/---

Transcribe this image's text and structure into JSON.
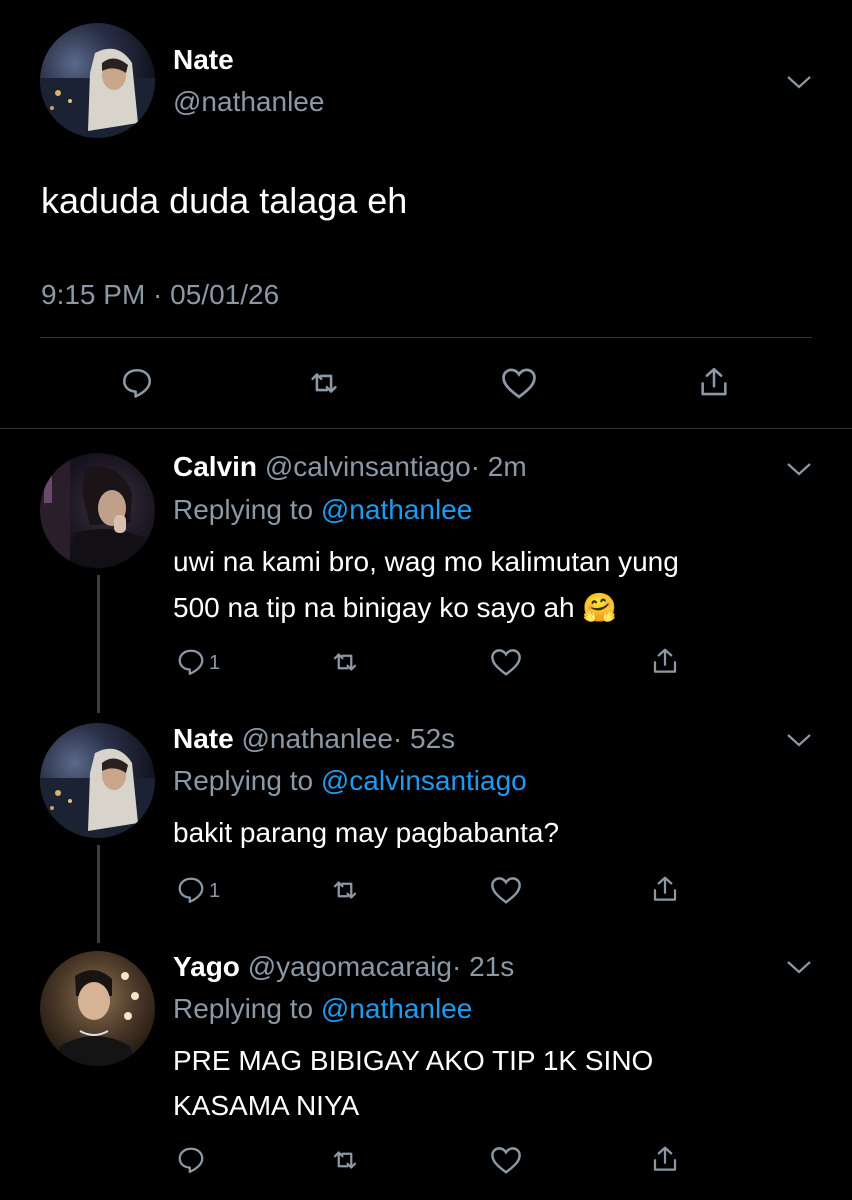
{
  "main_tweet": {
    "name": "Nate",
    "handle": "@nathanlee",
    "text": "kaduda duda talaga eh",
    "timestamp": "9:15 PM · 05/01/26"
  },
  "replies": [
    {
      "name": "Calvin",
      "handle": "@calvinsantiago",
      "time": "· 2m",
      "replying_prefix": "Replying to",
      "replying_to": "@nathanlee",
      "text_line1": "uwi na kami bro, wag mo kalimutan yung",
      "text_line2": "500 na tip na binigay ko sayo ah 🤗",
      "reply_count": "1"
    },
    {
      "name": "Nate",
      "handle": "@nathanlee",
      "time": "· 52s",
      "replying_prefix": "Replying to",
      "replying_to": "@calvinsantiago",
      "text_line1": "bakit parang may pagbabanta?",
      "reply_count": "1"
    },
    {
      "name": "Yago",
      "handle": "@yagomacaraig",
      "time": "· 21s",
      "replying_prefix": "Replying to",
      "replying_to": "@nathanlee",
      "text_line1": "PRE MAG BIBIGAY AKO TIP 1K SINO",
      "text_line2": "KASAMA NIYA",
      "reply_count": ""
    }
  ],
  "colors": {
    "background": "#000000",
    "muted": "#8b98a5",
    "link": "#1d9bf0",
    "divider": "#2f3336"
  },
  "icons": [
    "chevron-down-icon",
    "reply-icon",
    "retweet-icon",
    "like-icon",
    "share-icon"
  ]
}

\---
/---

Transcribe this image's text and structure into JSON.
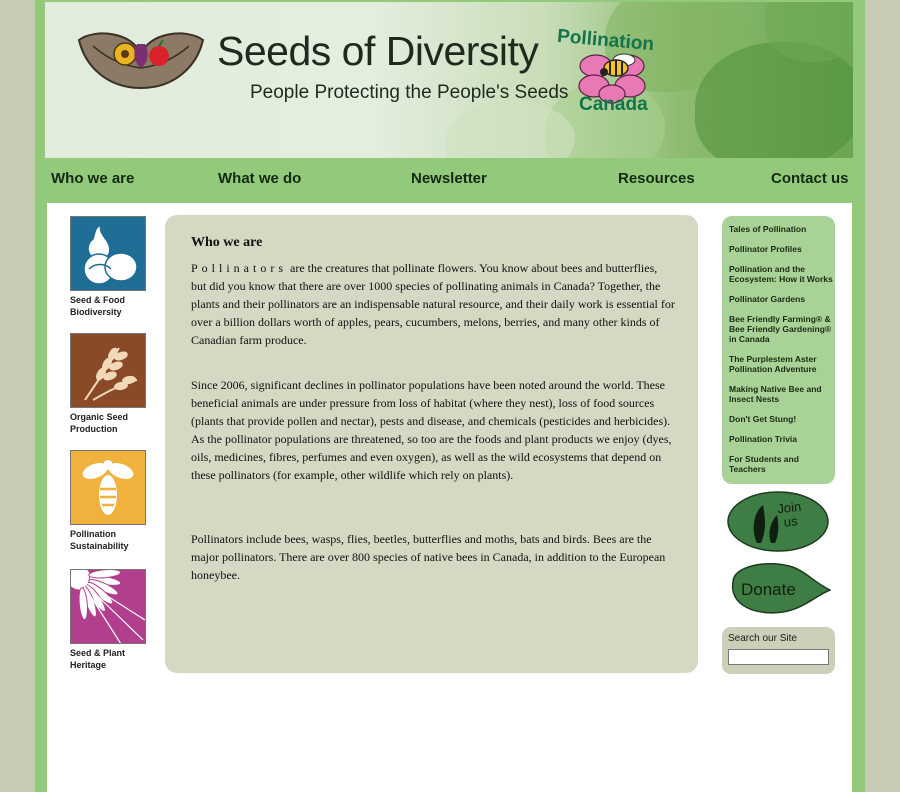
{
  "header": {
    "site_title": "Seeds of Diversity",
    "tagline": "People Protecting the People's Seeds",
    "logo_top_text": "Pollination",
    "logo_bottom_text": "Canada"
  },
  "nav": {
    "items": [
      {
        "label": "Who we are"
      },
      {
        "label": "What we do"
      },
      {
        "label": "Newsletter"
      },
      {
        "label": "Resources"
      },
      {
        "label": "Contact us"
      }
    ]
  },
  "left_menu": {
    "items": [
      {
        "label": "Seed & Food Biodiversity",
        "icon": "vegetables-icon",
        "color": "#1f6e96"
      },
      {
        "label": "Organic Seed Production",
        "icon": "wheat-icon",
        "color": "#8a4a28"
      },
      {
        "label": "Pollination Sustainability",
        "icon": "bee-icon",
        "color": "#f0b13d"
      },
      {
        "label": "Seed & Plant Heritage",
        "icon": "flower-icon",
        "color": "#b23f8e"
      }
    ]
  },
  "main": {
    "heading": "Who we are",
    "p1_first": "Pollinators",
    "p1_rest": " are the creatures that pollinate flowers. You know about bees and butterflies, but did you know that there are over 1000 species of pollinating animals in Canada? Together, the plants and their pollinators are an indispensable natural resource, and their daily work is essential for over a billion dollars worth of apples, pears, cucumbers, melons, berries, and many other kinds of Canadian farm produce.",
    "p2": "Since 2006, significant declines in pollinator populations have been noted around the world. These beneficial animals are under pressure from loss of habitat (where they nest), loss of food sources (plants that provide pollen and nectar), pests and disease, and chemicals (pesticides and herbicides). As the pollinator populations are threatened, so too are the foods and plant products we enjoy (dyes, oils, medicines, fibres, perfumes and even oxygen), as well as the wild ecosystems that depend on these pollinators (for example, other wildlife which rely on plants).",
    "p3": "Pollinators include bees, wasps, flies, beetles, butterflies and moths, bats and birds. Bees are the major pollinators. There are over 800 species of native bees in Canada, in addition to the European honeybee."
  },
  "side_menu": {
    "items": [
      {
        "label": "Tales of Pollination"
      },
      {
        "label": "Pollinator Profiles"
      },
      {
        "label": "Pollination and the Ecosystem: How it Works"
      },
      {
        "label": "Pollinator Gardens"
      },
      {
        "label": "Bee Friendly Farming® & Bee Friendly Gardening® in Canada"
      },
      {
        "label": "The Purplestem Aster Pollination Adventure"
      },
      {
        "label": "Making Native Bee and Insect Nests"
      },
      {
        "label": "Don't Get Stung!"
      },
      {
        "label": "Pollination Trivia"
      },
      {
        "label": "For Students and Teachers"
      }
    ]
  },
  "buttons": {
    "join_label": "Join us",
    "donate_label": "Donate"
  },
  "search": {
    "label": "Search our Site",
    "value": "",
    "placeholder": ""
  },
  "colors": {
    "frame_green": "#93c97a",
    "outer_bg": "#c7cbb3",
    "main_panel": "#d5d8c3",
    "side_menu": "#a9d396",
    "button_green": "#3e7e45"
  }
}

\---

• _Stated task_
Only lines that contain the word "Pollination" are wanted; copy each of them.

• _Written answer_
    "logo_top_text": "Pollination",
        "label": "Pollination Sustainability",
        "label": "Tales of Pollination"
        "label": "Pollination and the Ecosystem: How it Works"
        "label": "The Purplestem Aster Pollination Adventure"
        "label": "Pollination Trivia"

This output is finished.